»»
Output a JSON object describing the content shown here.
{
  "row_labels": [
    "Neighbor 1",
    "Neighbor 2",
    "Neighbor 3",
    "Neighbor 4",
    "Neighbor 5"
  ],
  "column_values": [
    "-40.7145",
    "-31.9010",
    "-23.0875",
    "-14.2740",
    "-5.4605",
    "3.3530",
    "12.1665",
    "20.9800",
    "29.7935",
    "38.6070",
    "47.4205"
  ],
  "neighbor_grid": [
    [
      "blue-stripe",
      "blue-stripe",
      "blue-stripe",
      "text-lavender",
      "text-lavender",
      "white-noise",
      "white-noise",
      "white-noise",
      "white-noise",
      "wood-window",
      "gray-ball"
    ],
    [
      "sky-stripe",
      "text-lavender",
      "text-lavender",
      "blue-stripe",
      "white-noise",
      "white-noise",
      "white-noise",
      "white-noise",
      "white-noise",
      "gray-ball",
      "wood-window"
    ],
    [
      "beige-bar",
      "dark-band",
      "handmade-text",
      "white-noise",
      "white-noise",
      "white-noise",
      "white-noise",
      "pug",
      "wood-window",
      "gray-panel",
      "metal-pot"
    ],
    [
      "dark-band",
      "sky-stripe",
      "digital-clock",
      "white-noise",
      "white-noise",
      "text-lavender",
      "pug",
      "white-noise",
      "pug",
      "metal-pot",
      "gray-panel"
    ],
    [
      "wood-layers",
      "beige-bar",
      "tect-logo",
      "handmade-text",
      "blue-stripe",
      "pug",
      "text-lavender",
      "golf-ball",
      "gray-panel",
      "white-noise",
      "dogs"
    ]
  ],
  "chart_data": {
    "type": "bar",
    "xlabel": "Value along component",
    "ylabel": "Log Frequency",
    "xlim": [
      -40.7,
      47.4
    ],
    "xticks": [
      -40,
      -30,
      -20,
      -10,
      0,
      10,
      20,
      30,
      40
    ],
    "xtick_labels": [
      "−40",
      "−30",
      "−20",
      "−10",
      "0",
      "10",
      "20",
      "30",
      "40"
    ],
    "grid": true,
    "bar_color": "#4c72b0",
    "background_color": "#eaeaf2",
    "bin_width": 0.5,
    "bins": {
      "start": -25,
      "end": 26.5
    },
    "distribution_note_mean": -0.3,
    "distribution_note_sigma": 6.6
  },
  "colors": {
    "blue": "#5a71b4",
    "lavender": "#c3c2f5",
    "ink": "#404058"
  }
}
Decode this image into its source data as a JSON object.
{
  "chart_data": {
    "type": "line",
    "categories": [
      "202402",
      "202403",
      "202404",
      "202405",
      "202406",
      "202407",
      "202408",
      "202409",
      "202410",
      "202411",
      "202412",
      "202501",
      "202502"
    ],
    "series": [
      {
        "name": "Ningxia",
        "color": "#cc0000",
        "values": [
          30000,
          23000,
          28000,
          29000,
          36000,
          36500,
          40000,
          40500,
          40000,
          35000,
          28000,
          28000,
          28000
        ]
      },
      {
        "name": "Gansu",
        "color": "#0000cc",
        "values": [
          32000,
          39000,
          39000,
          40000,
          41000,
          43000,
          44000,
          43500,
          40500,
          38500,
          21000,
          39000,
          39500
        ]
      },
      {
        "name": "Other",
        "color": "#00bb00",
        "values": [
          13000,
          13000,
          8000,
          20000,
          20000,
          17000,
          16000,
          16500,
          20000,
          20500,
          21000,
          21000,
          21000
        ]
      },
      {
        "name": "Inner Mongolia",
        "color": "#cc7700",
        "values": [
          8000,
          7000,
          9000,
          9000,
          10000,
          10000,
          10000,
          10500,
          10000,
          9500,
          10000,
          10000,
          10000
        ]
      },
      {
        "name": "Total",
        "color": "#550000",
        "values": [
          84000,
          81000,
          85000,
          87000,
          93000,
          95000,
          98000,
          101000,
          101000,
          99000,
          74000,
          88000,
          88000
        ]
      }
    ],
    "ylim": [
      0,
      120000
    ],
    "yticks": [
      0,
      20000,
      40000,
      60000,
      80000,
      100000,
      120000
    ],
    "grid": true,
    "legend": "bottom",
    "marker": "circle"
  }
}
««
- PROBLEM TO WORK ON
All of the data above should be transcribed exactly.

- EXERCISE ANSWER
Output a JSON object describing the content shown here.
{
  "row_labels": [
    "Neighbor 1",
    "Neighbor 2",
    "Neighbor 3",
    "Neighbor 4",
    "Neighbor 5"
  ],
  "column_values": [
    "-40.7145",
    "-31.9010",
    "-23.0875",
    "-14.2740",
    "-5.4605",
    "3.3530",
    "12.1665",
    "20.9800",
    "29.7935",
    "38.6070",
    "47.4205"
  ],
  "neighbor_grid": [
    [
      "blue-stripe",
      "blue-stripe",
      "blue-stripe",
      "text-lavender",
      "text-lavender",
      "white-noise",
      "white-noise",
      "white-noise",
      "white-noise",
      "wood-window",
      "gray-ball"
    ],
    [
      "sky-stripe",
      "text-lavender",
      "text-lavender",
      "blue-stripe",
      "white-noise",
      "white-noise",
      "white-noise",
      "white-noise",
      "white-noise",
      "gray-ball",
      "wood-window"
    ],
    [
      "beige-bar",
      "dark-band",
      "handmade-text",
      "white-noise",
      "white-noise",
      "white-noise",
      "white-noise",
      "pug",
      "wood-window",
      "gray-panel",
      "metal-pot"
    ],
    [
      "dark-band",
      "sky-stripe",
      "digital-clock",
      "white-noise",
      "white-noise",
      "text-lavender",
      "pug",
      "white-noise",
      "pug",
      "metal-pot",
      "gray-panel"
    ],
    [
      "wood-layers",
      "beige-bar",
      "tect-logo",
      "handmade-text",
      "blue-stripe",
      "pug",
      "text-lavender",
      "golf-ball",
      "gray-panel",
      "white-noise",
      "dogs"
    ]
  ],
  "chart_data": {
    "type": "bar",
    "xlabel": "Value along component",
    "ylabel": "Log Frequency",
    "xlim": [
      -40.7,
      47.4
    ],
    "xticks": [
      -40,
      -30,
      -20,
      -10,
      0,
      10,
      20,
      30,
      40
    ],
    "xtick_labels": [
      "−40",
      "−30",
      "−20",
      "−10",
      "0",
      "10",
      "20",
      "30",
      "40"
    ],
    "grid": true,
    "bar_color": "#4c72b0",
    "background_color": "#eaeaf2",
    "bin_width": 0.5,
    "bins": {
      "start": -25,
      "end": 26.5
    },
    "distribution_note_mean": -0.3,
    "distribution_note_sigma": 6.6
  },
  "colors": {
    "blue": "#5a71b4",
    "lavender": "#c3c2f5",
    "ink": "#404058"
  }
}
Decode this image into its source data as a JSON object.
{
  "chart_data": {
    "type": "line",
    "categories": [
      "202402",
      "202403",
      "202404",
      "202405",
      "202406",
      "202407",
      "202408",
      "202409",
      "202410",
      "202411",
      "202412",
      "202501",
      "202502"
    ],
    "series": [
      {
        "name": "Ningxia",
        "color": "#cc0000",
        "values": [
          30000,
          23000,
          28000,
          29000,
          36000,
          36500,
          40000,
          40500,
          40000,
          35000,
          28000,
          28000,
          28000
        ]
      },
      {
        "name": "Gansu",
        "color": "#0000cc",
        "values": [
          32000,
          39000,
          39000,
          40000,
          41000,
          43000,
          44000,
          43500,
          40500,
          38500,
          21000,
          39000,
          39500
        ]
      },
      {
        "name": "Other",
        "color": "#00bb00",
        "values": [
          13000,
          13000,
          8000,
          20000,
          20000,
          17000,
          16000,
          16500,
          20000,
          20500,
          21000,
          21000,
          21000
        ]
      },
      {
        "name": "Inner Mongolia",
        "color": "#cc7700",
        "values": [
          8000,
          7000,
          9000,
          9000,
          10000,
          10000,
          10000,
          10500,
          10000,
          9500,
          10000,
          10000,
          10000
        ]
      },
      {
        "name": "Total",
        "color": "#550000",
        "values": [
          84000,
          81000,
          85000,
          87000,
          93000,
          95000,
          98000,
          101000,
          101000,
          99000,
          74000,
          88000,
          88000
        ]
      }
    ],
    "ylim": [
      0,
      120000
    ],
    "yticks": [
      0,
      20000,
      40000,
      60000,
      80000,
      100000,
      120000
    ],
    "grid": true,
    "legend": "bottom",
    "marker": "circle"
  }
}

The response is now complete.